*What needs to be done*
Reproduce every record below exactly as written, but leave out any pictures.

::::

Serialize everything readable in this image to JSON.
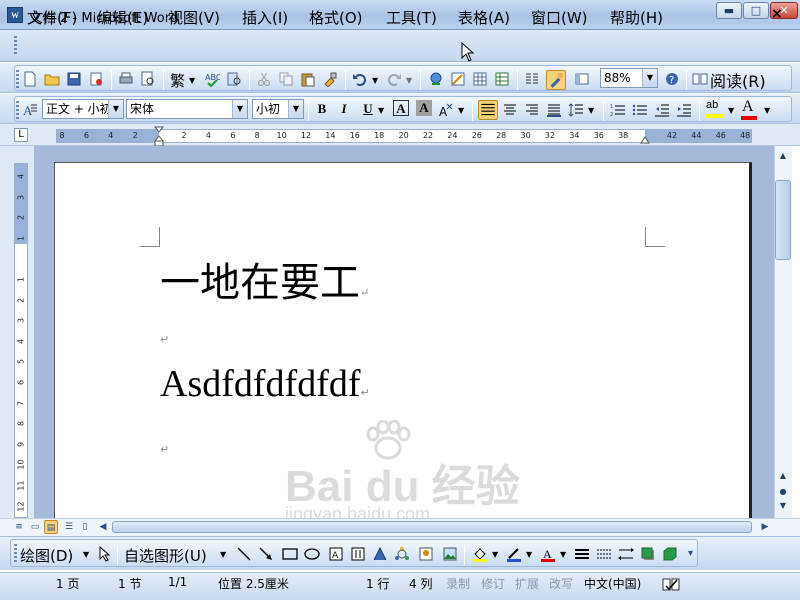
{
  "window": {
    "title": "文档 2 - Microsoft Word",
    "app_icon_text": "W",
    "minimize_symbol": "▬",
    "maximize_symbol": "□",
    "close_symbol": "✕"
  },
  "menubar": {
    "items": [
      {
        "label": "文件(F)"
      },
      {
        "label": "编辑(E)"
      },
      {
        "label": "视图(V)"
      },
      {
        "label": "插入(I)"
      },
      {
        "label": "格式(O)"
      },
      {
        "label": "工具(T)"
      },
      {
        "label": "表格(A)"
      },
      {
        "label": "窗口(W)"
      },
      {
        "label": "帮助(H)"
      }
    ],
    "doc_close_symbol": "×"
  },
  "standard_toolbar": {
    "zoom_value": "88%",
    "read_button_label": "阅读(R)",
    "traditional_char": "繁",
    "icons": [
      "new-icon",
      "open-icon",
      "save-icon",
      "permission-icon",
      "print-icon",
      "print-preview-icon",
      "spelling-icon",
      "research-icon",
      "cut-icon",
      "copy-icon",
      "paste-icon",
      "format-painter-icon",
      "undo-icon",
      "redo-icon",
      "hyperlink-icon",
      "tables-borders-icon",
      "insert-table-icon",
      "insert-excel-icon",
      "columns-icon",
      "drawing-icon",
      "document-map-icon",
      "help-icon"
    ]
  },
  "formatting_toolbar": {
    "style_value": "正文 + 小初",
    "font_value": "宋体",
    "size_value": "小初",
    "bold_label": "B",
    "italic_label": "I",
    "underline_label": "U",
    "char_border_label": "A",
    "char_shading_label": "A",
    "highlight_label": "ab",
    "font_color_label": "A",
    "highlight_color": "#ffff00",
    "font_color": "#e00000"
  },
  "ruler": {
    "ticks": [
      "8",
      "6",
      "4",
      "2",
      "",
      "2",
      "4",
      "6",
      "8",
      "10",
      "12",
      "14",
      "16",
      "18",
      "20",
      "22",
      "24",
      "26",
      "28",
      "30",
      "32",
      "34",
      "36",
      "38",
      "",
      "42",
      "44",
      "46",
      "48"
    ],
    "vertical_ticks": [
      "4",
      "3",
      "2",
      "1",
      "",
      "1",
      "2",
      "3",
      "4",
      "5",
      "6",
      "7",
      "8",
      "9",
      "10",
      "11",
      "12",
      "13",
      "14"
    ]
  },
  "document": {
    "heading_text": "一地在要工",
    "body_text": "Asdfdfdfdfdf",
    "paragraph_mark": "↵"
  },
  "drawing_toolbar": {
    "draw_label": "绘图(D)",
    "autoshapes_label": "自选图形(U)"
  },
  "statusbar": {
    "page": "1 页",
    "section": "1 节",
    "page_of": "1/1",
    "position": "位置 2.5厘米",
    "line": "1 行",
    "column": "4 列",
    "rec": "录制",
    "trk": "修订",
    "ext": "扩展",
    "ovr": "改写",
    "language": "中文(中国)"
  },
  "watermark": {
    "logo_text": "Bai du 经验",
    "url_text": "jingyan.baidu.com"
  },
  "colors": {
    "accent": "#2b5797",
    "page_background": "#a7b9d8"
  }
}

::::

*Full response*
Serialize everything readable in this image to JSON.
{
  "window": {
    "title": "文档 2 - Microsoft Word",
    "app_icon_text": "W",
    "minimize_symbol": "▬",
    "maximize_symbol": "□",
    "close_symbol": "✕"
  },
  "menubar": {
    "items": [
      {
        "label": "文件(F)"
      },
      {
        "label": "编辑(E)"
      },
      {
        "label": "视图(V)"
      },
      {
        "label": "插入(I)"
      },
      {
        "label": "格式(O)"
      },
      {
        "label": "工具(T)"
      },
      {
        "label": "表格(A)"
      },
      {
        "label": "窗口(W)"
      },
      {
        "label": "帮助(H)"
      }
    ],
    "doc_close_symbol": "×"
  },
  "standard_toolbar": {
    "zoom_value": "88%",
    "read_button_label": "阅读(R)",
    "traditional_char": "繁",
    "icons": [
      "new-icon",
      "open-icon",
      "save-icon",
      "permission-icon",
      "print-icon",
      "print-preview-icon",
      "spelling-icon",
      "research-icon",
      "cut-icon",
      "copy-icon",
      "paste-icon",
      "format-painter-icon",
      "undo-icon",
      "redo-icon",
      "hyperlink-icon",
      "tables-borders-icon",
      "insert-table-icon",
      "insert-excel-icon",
      "columns-icon",
      "drawing-icon",
      "document-map-icon",
      "help-icon"
    ]
  },
  "formatting_toolbar": {
    "style_value": "正文 + 小初",
    "font_value": "宋体",
    "size_value": "小初",
    "bold_label": "B",
    "italic_label": "I",
    "underline_label": "U",
    "char_border_label": "A",
    "char_shading_label": "A",
    "highlight_label": "ab",
    "font_color_label": "A",
    "highlight_color": "#ffff00",
    "font_color": "#e00000"
  },
  "ruler": {
    "ticks": [
      "8",
      "6",
      "4",
      "2",
      "",
      "2",
      "4",
      "6",
      "8",
      "10",
      "12",
      "14",
      "16",
      "18",
      "20",
      "22",
      "24",
      "26",
      "28",
      "30",
      "32",
      "34",
      "36",
      "38",
      "",
      "42",
      "44",
      "46",
      "48"
    ],
    "vertical_ticks": [
      "4",
      "3",
      "2",
      "1",
      "",
      "1",
      "2",
      "3",
      "4",
      "5",
      "6",
      "7",
      "8",
      "9",
      "10",
      "11",
      "12",
      "13",
      "14"
    ]
  },
  "document": {
    "heading_text": "一地在要工",
    "body_text": "Asdfdfdfdfdf",
    "paragraph_mark": "↵"
  },
  "drawing_toolbar": {
    "draw_label": "绘图(D)",
    "autoshapes_label": "自选图形(U)"
  },
  "statusbar": {
    "page": "1 页",
    "section": "1 节",
    "page_of": "1/1",
    "position": "位置 2.5厘米",
    "line": "1 行",
    "column": "4 列",
    "rec": "录制",
    "trk": "修订",
    "ext": "扩展",
    "ovr": "改写",
    "language": "中文(中国)"
  },
  "watermark": {
    "logo_text": "Bai du 经验",
    "url_text": "jingyan.baidu.com"
  },
  "colors": {
    "accent": "#2b5797",
    "page_background": "#a7b9d8"
  }
}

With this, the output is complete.